Across the entries below, how many lines contain the word "pares"? Give the number alone.
++++
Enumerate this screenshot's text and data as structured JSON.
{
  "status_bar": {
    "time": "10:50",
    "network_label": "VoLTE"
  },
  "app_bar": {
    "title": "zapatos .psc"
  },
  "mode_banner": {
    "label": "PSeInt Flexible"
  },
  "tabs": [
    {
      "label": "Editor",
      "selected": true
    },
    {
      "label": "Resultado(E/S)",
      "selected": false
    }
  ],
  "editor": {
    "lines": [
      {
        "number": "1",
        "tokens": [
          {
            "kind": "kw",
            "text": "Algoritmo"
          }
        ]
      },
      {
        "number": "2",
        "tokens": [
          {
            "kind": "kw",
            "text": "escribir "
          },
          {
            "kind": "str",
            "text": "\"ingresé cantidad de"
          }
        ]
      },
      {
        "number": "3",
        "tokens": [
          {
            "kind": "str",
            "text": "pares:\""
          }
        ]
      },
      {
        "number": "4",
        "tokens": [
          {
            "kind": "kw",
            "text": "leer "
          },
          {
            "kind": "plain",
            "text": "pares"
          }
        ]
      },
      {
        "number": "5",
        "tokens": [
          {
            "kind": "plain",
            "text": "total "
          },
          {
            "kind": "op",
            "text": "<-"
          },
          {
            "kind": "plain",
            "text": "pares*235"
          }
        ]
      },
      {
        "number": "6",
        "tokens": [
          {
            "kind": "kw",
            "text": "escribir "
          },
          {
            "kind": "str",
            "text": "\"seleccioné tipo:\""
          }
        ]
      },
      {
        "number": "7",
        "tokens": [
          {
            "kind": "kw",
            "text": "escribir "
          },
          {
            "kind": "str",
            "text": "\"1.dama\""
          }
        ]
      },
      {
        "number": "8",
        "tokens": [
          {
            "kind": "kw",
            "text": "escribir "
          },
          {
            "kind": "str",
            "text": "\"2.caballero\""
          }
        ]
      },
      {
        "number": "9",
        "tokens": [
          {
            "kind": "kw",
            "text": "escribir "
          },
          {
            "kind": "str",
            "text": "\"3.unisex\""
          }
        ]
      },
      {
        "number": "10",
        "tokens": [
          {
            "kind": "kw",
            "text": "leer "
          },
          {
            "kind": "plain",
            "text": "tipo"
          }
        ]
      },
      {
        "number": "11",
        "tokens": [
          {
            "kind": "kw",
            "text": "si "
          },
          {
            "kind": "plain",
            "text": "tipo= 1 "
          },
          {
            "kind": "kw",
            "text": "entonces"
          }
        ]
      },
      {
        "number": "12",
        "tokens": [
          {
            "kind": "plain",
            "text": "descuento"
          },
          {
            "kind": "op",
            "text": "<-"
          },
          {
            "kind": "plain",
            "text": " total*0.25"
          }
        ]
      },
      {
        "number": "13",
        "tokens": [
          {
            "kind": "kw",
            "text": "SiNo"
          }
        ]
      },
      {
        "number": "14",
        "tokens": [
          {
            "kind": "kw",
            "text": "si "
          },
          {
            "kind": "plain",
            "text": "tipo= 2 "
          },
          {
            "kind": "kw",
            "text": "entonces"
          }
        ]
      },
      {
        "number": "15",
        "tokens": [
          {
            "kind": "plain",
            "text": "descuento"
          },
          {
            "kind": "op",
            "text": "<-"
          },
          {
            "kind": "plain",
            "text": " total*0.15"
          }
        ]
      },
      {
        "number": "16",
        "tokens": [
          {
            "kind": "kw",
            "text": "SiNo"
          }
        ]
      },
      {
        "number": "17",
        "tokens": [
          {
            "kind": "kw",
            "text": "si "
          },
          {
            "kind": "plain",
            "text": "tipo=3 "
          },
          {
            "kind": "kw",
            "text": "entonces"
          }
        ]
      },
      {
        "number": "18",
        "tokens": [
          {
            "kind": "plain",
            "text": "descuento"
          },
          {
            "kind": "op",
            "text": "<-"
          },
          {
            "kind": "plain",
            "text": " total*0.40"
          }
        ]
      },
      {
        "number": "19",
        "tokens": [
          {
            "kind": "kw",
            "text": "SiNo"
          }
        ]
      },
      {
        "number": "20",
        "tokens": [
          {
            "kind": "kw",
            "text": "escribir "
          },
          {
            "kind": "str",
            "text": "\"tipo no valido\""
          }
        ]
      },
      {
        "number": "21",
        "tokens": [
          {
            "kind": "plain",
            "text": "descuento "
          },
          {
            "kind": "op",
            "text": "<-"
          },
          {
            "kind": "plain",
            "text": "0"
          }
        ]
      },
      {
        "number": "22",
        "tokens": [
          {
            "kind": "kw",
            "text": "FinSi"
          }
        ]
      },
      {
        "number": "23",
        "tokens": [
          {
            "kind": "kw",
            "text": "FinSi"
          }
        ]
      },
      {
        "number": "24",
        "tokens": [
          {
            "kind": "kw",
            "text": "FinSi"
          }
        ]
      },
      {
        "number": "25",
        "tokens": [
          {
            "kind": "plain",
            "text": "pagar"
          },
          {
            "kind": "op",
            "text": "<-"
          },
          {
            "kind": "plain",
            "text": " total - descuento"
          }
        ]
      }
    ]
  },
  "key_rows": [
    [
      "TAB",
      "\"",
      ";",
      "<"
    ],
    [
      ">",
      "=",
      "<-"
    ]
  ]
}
++++
**EXERCISE RESPONSE**
3